(Stored dataset items)
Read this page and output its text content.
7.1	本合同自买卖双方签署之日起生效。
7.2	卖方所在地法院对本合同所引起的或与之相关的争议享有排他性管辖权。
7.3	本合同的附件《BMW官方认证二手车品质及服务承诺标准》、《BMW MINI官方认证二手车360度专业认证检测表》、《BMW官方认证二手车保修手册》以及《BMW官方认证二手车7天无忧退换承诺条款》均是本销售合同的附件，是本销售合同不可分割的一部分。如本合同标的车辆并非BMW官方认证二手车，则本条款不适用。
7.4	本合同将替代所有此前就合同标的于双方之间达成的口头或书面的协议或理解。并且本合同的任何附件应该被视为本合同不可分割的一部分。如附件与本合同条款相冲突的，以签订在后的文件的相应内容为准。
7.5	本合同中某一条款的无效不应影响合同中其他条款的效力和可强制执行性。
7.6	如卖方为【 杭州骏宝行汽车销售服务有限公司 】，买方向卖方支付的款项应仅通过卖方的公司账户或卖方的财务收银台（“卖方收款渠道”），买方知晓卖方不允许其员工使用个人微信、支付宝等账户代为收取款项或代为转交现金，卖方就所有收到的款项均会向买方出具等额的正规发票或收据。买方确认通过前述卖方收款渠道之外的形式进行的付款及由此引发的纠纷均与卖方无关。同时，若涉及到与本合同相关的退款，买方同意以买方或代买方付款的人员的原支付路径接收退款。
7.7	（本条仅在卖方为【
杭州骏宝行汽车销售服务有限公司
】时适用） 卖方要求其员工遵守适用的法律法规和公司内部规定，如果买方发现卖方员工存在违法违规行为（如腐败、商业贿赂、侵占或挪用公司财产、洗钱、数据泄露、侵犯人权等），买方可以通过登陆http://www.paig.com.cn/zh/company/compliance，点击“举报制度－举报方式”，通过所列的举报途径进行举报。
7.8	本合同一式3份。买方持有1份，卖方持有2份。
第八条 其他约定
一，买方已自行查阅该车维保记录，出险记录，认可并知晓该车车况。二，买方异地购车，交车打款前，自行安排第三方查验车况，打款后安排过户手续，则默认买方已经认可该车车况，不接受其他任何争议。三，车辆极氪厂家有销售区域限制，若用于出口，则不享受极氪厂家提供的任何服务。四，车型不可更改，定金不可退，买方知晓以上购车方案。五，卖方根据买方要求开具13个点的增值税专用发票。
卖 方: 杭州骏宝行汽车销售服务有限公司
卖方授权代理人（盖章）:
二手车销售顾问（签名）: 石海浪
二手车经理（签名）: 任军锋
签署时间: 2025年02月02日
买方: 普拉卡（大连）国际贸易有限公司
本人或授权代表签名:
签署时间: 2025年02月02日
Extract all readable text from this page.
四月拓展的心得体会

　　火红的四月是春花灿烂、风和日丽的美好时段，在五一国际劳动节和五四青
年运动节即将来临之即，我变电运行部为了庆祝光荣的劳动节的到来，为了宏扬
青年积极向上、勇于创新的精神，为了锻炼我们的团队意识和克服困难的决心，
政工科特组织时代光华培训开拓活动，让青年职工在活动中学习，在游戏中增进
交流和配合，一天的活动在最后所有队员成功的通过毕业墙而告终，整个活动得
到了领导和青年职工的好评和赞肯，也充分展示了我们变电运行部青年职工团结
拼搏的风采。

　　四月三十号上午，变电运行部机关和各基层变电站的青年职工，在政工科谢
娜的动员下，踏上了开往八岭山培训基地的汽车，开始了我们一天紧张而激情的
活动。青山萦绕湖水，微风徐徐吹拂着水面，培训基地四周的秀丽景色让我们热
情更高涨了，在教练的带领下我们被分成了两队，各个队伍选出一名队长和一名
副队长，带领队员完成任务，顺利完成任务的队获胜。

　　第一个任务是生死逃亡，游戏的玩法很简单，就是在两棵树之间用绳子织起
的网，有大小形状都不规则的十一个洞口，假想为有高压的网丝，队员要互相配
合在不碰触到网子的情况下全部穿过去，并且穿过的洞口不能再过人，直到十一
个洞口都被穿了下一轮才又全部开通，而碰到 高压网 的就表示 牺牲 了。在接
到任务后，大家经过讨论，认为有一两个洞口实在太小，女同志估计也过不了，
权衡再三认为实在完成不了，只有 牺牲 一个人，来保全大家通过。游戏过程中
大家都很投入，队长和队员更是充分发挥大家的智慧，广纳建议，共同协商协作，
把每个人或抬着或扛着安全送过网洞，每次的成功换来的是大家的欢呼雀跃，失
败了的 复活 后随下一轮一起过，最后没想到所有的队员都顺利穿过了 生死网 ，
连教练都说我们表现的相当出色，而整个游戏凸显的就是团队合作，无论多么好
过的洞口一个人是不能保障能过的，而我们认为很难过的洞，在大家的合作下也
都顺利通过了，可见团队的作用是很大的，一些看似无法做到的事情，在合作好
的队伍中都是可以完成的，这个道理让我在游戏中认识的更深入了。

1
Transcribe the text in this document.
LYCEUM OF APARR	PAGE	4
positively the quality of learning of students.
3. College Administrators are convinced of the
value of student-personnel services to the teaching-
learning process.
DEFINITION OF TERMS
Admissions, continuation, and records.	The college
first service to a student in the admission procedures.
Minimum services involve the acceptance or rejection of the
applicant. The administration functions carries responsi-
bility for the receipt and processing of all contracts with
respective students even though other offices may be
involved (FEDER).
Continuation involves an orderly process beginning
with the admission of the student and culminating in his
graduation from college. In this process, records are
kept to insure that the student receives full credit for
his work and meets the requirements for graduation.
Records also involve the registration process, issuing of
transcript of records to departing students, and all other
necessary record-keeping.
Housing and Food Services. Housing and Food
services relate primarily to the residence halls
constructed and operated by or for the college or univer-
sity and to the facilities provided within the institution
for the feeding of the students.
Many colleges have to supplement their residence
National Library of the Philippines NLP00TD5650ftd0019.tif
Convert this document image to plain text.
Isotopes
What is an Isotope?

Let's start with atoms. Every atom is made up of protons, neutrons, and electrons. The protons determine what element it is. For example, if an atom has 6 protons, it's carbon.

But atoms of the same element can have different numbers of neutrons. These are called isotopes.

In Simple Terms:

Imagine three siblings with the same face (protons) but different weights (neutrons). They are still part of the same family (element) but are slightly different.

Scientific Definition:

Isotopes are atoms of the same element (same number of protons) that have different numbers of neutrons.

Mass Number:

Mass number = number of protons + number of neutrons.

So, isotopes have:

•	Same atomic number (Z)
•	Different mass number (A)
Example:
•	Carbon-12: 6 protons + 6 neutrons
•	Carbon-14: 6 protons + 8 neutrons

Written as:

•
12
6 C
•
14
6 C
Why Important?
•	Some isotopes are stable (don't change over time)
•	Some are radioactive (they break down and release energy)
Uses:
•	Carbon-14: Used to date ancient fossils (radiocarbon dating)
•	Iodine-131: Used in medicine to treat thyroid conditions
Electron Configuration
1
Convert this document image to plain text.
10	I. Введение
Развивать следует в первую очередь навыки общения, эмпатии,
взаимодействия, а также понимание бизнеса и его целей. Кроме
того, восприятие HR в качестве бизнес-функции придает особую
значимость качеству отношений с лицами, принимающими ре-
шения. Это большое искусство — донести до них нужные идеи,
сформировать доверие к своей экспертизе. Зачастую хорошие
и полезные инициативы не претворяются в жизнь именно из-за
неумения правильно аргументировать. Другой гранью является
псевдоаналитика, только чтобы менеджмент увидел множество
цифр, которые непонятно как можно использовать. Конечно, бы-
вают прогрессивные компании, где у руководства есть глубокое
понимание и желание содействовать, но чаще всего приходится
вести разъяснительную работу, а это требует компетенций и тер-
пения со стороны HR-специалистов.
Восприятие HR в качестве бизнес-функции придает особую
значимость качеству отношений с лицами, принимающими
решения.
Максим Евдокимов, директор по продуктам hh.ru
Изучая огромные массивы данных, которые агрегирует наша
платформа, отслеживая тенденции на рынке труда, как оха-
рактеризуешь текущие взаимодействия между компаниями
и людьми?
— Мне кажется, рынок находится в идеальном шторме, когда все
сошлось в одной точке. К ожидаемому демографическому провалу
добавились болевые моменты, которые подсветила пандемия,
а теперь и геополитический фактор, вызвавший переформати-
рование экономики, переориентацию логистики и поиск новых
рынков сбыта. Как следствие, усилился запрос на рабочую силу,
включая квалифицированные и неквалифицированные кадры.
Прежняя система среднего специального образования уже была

- Written problem: Search the entries for "杭州骏宝行汽车销售服务有限公司" and copy out each line that has it.

- Solution to this task:
7.6	如卖方为【 杭州骏宝行汽车销售服务有限公司 】，买方向卖方支付的款项应仅通过卖方的公司账户或卖方的财务收银台（“卖方收款渠道”），买方知晓卖方不允许其员工使用个人微信、支付宝等账户代为收取款项或代为转交现金，卖方就所有收到的款项均会向买方出具等额的正规发票或收据。买方确认通过前述卖方收款渠道之外的形式进行的付款及由此引发的纠纷均与卖方无关。同时，若涉及到与本合同相关的退款，买方同意以买方或代买方付款的人员的原支付路径接收退款。
杭州骏宝行汽车销售服务有限公司
卖 方: 杭州骏宝行汽车销售服务有限公司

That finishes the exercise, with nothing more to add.